Work to do |
With the images removed, repeat the data below exactly.
## Start Given data
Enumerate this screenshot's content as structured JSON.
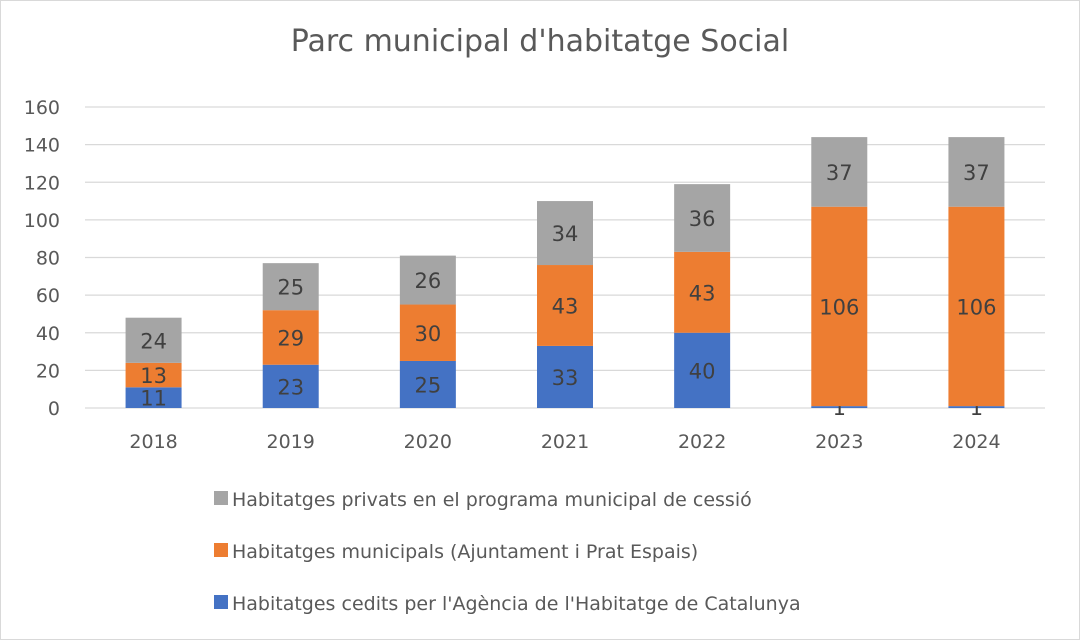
{
  "chart_data": {
    "type": "bar",
    "stacked": true,
    "title": "Parc municipal d'habitatge Social",
    "xlabel": "",
    "ylabel": "",
    "ylim": [
      0,
      160
    ],
    "yticks": [
      0,
      20,
      40,
      60,
      80,
      100,
      120,
      140,
      160
    ],
    "grid": true,
    "legend_position": "bottom",
    "categories": [
      "2018",
      "2019",
      "2020",
      "2021",
      "2022",
      "2023",
      "2024"
    ],
    "series": [
      {
        "name": "Habitatges cedits per l'Agència de l'Habitatge de Catalunya",
        "color": "#4472c4",
        "values": [
          11,
          23,
          25,
          33,
          40,
          1,
          1
        ]
      },
      {
        "name": "Habitatges municipals (Ajuntament i Prat Espais)",
        "color": "#ed7d31",
        "values": [
          13,
          29,
          30,
          43,
          43,
          106,
          106
        ]
      },
      {
        "name": "Habitatges privats en el programa municipal de cessió",
        "color": "#a5a5a5",
        "values": [
          24,
          25,
          26,
          34,
          36,
          37,
          37
        ]
      }
    ],
    "legend_order": [
      2,
      1,
      0
    ]
  }
}
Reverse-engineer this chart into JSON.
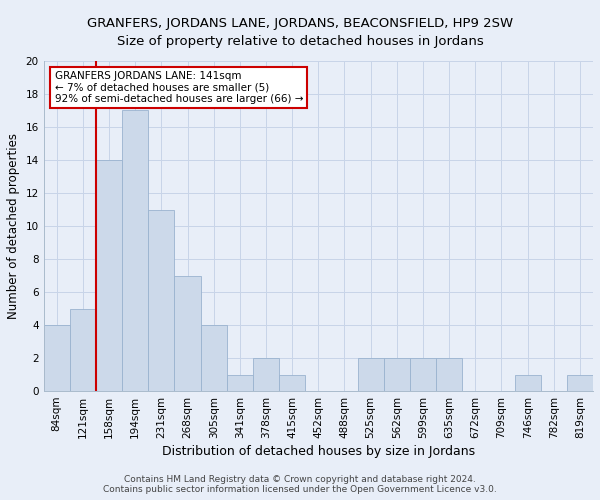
## End Given data
Solution to this exercise |
Enumerate this screenshot's content as structured JSON.
{
  "chart_data": {
    "type": "bar",
    "stacked": true,
    "title": "Parc municipal d'habitatge Social",
    "xlabel": "",
    "ylabel": "",
    "ylim": [
      0,
      160
    ],
    "yticks": [
      0,
      20,
      40,
      60,
      80,
      100,
      120,
      140,
      160
    ],
    "grid": true,
    "legend_position": "bottom",
    "categories": [
      "2018",
      "2019",
      "2020",
      "2021",
      "2022",
      "2023",
      "2024"
    ],
    "series": [
      {
        "name": "Habitatges cedits per l'Agència de l'Habitatge de Catalunya",
        "color": "#4472c4",
        "values": [
          11,
          23,
          25,
          33,
          40,
          1,
          1
        ]
      },
      {
        "name": "Habitatges municipals (Ajuntament i Prat Espais)",
        "color": "#ed7d31",
        "values": [
          13,
          29,
          30,
          43,
          43,
          106,
          106
        ]
      },
      {
        "name": "Habitatges privats en el programa municipal de cessió",
        "color": "#a5a5a5",
        "values": [
          24,
          25,
          26,
          34,
          36,
          37,
          37
        ]
      }
    ],
    "legend_order": [
      2,
      1,
      0
    ]
  }
}
Reverse-engineer this chart into JSON.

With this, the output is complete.